:: DATA ROWS ::

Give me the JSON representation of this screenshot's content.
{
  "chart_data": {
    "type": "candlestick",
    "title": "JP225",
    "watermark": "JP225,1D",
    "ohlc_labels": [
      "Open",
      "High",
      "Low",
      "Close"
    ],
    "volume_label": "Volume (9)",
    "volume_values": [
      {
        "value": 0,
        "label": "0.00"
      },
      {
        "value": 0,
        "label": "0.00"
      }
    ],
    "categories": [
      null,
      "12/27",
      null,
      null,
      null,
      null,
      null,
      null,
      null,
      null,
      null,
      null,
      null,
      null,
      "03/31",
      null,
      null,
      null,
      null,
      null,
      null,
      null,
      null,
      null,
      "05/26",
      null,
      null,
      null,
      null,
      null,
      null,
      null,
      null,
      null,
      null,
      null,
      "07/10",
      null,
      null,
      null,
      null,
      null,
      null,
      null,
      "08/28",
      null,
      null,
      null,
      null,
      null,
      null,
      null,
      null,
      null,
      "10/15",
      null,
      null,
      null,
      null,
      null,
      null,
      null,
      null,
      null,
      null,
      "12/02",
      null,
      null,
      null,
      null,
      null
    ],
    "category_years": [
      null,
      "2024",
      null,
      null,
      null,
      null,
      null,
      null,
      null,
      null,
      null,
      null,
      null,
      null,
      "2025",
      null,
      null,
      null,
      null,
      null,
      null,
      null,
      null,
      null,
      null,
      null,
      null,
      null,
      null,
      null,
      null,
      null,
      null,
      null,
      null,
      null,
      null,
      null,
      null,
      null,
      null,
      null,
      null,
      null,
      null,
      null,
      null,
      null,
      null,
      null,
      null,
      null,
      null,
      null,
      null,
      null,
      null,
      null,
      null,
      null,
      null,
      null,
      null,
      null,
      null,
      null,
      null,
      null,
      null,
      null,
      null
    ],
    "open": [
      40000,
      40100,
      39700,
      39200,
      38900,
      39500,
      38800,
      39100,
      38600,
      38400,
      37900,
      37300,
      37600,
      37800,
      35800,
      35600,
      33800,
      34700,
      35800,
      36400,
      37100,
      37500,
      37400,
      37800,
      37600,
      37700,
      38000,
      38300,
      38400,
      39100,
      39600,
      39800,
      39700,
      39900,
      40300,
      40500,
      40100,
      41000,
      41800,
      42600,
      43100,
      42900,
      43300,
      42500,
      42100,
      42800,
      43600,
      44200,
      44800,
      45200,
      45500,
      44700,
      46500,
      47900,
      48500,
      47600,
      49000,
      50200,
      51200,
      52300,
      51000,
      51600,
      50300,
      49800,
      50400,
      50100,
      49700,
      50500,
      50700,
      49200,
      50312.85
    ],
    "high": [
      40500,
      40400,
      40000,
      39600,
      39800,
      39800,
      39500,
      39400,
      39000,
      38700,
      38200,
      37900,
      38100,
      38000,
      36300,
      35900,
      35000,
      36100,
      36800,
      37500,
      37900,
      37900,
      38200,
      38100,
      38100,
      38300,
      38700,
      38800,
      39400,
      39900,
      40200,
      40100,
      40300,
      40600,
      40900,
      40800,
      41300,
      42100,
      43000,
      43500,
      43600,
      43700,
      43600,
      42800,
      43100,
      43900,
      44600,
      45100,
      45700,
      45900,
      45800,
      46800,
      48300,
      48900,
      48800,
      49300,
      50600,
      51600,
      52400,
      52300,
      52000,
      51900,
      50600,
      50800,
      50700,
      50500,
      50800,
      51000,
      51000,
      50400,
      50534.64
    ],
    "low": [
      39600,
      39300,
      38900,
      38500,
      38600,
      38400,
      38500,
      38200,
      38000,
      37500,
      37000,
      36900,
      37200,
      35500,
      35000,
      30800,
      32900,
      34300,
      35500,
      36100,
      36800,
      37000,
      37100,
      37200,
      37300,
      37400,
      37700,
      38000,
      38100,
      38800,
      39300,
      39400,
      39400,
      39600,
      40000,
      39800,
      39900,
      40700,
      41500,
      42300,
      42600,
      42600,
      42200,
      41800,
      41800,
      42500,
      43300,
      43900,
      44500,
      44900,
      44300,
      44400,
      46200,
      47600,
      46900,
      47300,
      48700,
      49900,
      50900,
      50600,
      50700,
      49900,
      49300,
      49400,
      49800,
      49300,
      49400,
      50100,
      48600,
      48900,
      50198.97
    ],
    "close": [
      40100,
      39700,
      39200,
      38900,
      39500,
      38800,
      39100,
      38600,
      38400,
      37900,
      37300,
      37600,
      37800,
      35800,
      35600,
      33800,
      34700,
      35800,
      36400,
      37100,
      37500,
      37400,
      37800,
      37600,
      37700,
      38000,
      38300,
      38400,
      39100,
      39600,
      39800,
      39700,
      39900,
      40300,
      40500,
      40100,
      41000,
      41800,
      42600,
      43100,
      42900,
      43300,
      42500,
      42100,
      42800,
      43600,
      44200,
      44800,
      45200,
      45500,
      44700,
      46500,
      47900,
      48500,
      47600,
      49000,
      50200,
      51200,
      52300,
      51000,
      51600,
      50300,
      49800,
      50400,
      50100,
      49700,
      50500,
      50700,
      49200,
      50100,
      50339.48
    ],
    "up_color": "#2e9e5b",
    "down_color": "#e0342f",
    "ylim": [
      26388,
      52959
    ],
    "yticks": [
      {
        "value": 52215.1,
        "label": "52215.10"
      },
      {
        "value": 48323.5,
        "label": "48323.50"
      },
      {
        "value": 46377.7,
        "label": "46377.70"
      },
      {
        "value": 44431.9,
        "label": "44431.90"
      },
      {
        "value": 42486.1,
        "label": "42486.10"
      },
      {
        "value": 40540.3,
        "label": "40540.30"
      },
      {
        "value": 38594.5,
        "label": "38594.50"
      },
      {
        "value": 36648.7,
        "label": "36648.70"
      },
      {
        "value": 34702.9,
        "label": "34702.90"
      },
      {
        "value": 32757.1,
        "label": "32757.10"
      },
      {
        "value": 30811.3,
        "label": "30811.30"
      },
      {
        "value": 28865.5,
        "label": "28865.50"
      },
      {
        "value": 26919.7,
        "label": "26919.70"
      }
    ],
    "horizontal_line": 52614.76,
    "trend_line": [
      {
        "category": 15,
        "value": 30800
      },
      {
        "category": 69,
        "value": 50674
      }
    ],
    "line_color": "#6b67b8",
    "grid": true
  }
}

:::

▶ WRITTEN TASK: Go through the records and print each one exactly.

▶ RESPONSE TO THE TASK:
Give me the JSON representation of this screenshot's content.
{
  "chart_data": {
    "type": "candlestick",
    "title": "JP225",
    "watermark": "JP225,1D",
    "ohlc_labels": [
      "Open",
      "High",
      "Low",
      "Close"
    ],
    "volume_label": "Volume (9)",
    "volume_values": [
      {
        "value": 0,
        "label": "0.00"
      },
      {
        "value": 0,
        "label": "0.00"
      }
    ],
    "categories": [
      null,
      "12/27",
      null,
      null,
      null,
      null,
      null,
      null,
      null,
      null,
      null,
      null,
      null,
      null,
      "03/31",
      null,
      null,
      null,
      null,
      null,
      null,
      null,
      null,
      null,
      "05/26",
      null,
      null,
      null,
      null,
      null,
      null,
      null,
      null,
      null,
      null,
      null,
      "07/10",
      null,
      null,
      null,
      null,
      null,
      null,
      null,
      "08/28",
      null,
      null,
      null,
      null,
      null,
      null,
      null,
      null,
      null,
      "10/15",
      null,
      null,
      null,
      null,
      null,
      null,
      null,
      null,
      null,
      null,
      "12/02",
      null,
      null,
      null,
      null,
      null
    ],
    "category_years": [
      null,
      "2024",
      null,
      null,
      null,
      null,
      null,
      null,
      null,
      null,
      null,
      null,
      null,
      null,
      "2025",
      null,
      null,
      null,
      null,
      null,
      null,
      null,
      null,
      null,
      null,
      null,
      null,
      null,
      null,
      null,
      null,
      null,
      null,
      null,
      null,
      null,
      null,
      null,
      null,
      null,
      null,
      null,
      null,
      null,
      null,
      null,
      null,
      null,
      null,
      null,
      null,
      null,
      null,
      null,
      null,
      null,
      null,
      null,
      null,
      null,
      null,
      null,
      null,
      null,
      null,
      null,
      null,
      null,
      null,
      null,
      null
    ],
    "open": [
      40000,
      40100,
      39700,
      39200,
      38900,
      39500,
      38800,
      39100,
      38600,
      38400,
      37900,
      37300,
      37600,
      37800,
      35800,
      35600,
      33800,
      34700,
      35800,
      36400,
      37100,
      37500,
      37400,
      37800,
      37600,
      37700,
      38000,
      38300,
      38400,
      39100,
      39600,
      39800,
      39700,
      39900,
      40300,
      40500,
      40100,
      41000,
      41800,
      42600,
      43100,
      42900,
      43300,
      42500,
      42100,
      42800,
      43600,
      44200,
      44800,
      45200,
      45500,
      44700,
      46500,
      47900,
      48500,
      47600,
      49000,
      50200,
      51200,
      52300,
      51000,
      51600,
      50300,
      49800,
      50400,
      50100,
      49700,
      50500,
      50700,
      49200,
      50312.85
    ],
    "high": [
      40500,
      40400,
      40000,
      39600,
      39800,
      39800,
      39500,
      39400,
      39000,
      38700,
      38200,
      37900,
      38100,
      38000,
      36300,
      35900,
      35000,
      36100,
      36800,
      37500,
      37900,
      37900,
      38200,
      38100,
      38100,
      38300,
      38700,
      38800,
      39400,
      39900,
      40200,
      40100,
      40300,
      40600,
      40900,
      40800,
      41300,
      42100,
      43000,
      43500,
      43600,
      43700,
      43600,
      42800,
      43100,
      43900,
      44600,
      45100,
      45700,
      45900,
      45800,
      46800,
      48300,
      48900,
      48800,
      49300,
      50600,
      51600,
      52400,
      52300,
      52000,
      51900,
      50600,
      50800,
      50700,
      50500,
      50800,
      51000,
      51000,
      50400,
      50534.64
    ],
    "low": [
      39600,
      39300,
      38900,
      38500,
      38600,
      38400,
      38500,
      38200,
      38000,
      37500,
      37000,
      36900,
      37200,
      35500,
      35000,
      30800,
      32900,
      34300,
      35500,
      36100,
      36800,
      37000,
      37100,
      37200,
      37300,
      37400,
      37700,
      38000,
      38100,
      38800,
      39300,
      39400,
      39400,
      39600,
      40000,
      39800,
      39900,
      40700,
      41500,
      42300,
      42600,
      42600,
      42200,
      41800,
      41800,
      42500,
      43300,
      43900,
      44500,
      44900,
      44300,
      44400,
      46200,
      47600,
      46900,
      47300,
      48700,
      49900,
      50900,
      50600,
      50700,
      49900,
      49300,
      49400,
      49800,
      49300,
      49400,
      50100,
      48600,
      48900,
      50198.97
    ],
    "close": [
      40100,
      39700,
      39200,
      38900,
      39500,
      38800,
      39100,
      38600,
      38400,
      37900,
      37300,
      37600,
      37800,
      35800,
      35600,
      33800,
      34700,
      35800,
      36400,
      37100,
      37500,
      37400,
      37800,
      37600,
      37700,
      38000,
      38300,
      38400,
      39100,
      39600,
      39800,
      39700,
      39900,
      40300,
      40500,
      40100,
      41000,
      41800,
      42600,
      43100,
      42900,
      43300,
      42500,
      42100,
      42800,
      43600,
      44200,
      44800,
      45200,
      45500,
      44700,
      46500,
      47900,
      48500,
      47600,
      49000,
      50200,
      51200,
      52300,
      51000,
      51600,
      50300,
      49800,
      50400,
      50100,
      49700,
      50500,
      50700,
      49200,
      50100,
      50339.48
    ],
    "up_color": "#2e9e5b",
    "down_color": "#e0342f",
    "ylim": [
      26388,
      52959
    ],
    "yticks": [
      {
        "value": 52215.1,
        "label": "52215.10"
      },
      {
        "value": 48323.5,
        "label": "48323.50"
      },
      {
        "value": 46377.7,
        "label": "46377.70"
      },
      {
        "value": 44431.9,
        "label": "44431.90"
      },
      {
        "value": 42486.1,
        "label": "42486.10"
      },
      {
        "value": 40540.3,
        "label": "40540.30"
      },
      {
        "value": 38594.5,
        "label": "38594.50"
      },
      {
        "value": 36648.7,
        "label": "36648.70"
      },
      {
        "value": 34702.9,
        "label": "34702.90"
      },
      {
        "value": 32757.1,
        "label": "32757.10"
      },
      {
        "value": 30811.3,
        "label": "30811.30"
      },
      {
        "value": 28865.5,
        "label": "28865.50"
      },
      {
        "value": 26919.7,
        "label": "26919.70"
      }
    ],
    "horizontal_line": 52614.76,
    "trend_line": [
      {
        "category": 15,
        "value": 30800
      },
      {
        "category": 69,
        "value": 50674
      }
    ],
    "line_color": "#6b67b8",
    "grid": true
  }
}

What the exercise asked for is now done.